PROMPT. Which lines below contain "This"? Copy every one of them.

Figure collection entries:
◇ ◇ ◇ ◇ ◇

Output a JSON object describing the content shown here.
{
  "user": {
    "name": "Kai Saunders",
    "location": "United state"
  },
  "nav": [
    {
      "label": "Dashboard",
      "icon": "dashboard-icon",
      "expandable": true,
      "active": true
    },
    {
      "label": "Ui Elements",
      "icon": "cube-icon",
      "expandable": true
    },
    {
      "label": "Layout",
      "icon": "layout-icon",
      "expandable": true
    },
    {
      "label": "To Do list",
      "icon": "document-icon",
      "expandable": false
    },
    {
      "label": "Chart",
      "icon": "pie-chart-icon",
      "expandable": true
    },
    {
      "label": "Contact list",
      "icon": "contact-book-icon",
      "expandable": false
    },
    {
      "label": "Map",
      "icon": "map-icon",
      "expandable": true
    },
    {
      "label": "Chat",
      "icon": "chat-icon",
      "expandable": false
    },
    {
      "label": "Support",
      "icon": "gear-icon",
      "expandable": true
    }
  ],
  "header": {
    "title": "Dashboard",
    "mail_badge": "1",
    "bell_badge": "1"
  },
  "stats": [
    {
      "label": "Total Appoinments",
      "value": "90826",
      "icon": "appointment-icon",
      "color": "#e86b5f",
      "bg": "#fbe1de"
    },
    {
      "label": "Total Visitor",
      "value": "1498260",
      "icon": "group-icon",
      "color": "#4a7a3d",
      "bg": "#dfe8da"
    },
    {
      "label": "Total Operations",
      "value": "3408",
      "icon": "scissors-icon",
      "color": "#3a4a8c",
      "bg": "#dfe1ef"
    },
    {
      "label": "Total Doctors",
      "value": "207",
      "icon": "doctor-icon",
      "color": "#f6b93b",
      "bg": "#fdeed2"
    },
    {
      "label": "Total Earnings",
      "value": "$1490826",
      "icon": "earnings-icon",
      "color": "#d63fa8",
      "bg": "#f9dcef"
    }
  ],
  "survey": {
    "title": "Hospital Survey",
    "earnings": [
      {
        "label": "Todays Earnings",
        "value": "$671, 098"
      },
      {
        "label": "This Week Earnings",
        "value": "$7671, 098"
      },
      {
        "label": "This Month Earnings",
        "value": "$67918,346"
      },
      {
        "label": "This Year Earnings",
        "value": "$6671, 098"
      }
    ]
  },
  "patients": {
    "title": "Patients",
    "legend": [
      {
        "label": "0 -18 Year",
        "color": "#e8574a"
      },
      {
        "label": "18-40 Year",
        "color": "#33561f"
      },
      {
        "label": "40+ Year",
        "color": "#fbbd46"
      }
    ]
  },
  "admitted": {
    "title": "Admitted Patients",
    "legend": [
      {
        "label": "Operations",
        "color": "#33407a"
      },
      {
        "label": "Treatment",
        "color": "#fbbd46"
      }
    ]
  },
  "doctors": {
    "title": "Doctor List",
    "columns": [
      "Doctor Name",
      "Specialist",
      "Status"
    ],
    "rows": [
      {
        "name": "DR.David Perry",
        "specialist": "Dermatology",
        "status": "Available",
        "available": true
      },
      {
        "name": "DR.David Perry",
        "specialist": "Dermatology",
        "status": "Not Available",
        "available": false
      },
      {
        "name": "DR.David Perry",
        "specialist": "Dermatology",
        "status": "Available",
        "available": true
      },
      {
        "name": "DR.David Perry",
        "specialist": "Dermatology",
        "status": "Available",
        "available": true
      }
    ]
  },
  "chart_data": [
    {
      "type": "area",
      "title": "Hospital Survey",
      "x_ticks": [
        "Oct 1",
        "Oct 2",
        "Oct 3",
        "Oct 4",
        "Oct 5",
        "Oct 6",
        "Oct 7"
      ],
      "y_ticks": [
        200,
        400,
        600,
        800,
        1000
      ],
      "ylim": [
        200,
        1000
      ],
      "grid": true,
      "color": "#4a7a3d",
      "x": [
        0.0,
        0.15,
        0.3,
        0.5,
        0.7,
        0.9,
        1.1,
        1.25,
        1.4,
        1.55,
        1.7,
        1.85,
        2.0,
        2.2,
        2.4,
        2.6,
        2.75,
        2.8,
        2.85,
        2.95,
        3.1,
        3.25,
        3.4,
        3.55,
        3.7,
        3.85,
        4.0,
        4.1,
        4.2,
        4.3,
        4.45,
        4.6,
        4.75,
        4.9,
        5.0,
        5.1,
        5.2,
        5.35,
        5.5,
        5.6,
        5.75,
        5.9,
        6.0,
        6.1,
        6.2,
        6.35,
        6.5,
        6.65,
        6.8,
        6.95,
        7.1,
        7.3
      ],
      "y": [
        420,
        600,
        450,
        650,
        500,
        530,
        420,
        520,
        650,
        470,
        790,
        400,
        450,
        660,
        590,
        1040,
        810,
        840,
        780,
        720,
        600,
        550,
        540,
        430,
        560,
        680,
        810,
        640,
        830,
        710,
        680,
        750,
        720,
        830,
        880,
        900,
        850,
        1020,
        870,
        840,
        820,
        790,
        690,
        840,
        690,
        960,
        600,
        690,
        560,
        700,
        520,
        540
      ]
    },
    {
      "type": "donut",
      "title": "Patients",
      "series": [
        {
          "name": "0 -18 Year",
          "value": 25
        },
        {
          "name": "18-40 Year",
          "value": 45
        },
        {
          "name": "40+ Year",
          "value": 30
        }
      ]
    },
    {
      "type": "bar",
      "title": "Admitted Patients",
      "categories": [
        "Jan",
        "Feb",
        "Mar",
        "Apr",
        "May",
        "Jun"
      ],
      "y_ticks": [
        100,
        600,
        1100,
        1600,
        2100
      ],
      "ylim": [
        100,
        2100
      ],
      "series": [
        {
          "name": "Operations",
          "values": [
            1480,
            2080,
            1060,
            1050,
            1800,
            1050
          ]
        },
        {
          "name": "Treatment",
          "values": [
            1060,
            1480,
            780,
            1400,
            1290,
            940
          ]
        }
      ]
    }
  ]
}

◇ ◇ ◇ ◇ ◇

OUTPUT OF THE EXERCISE.
        "label": "This Week Earnings",
        "label": "This Month Earnings",
        "label": "This Year Earnings",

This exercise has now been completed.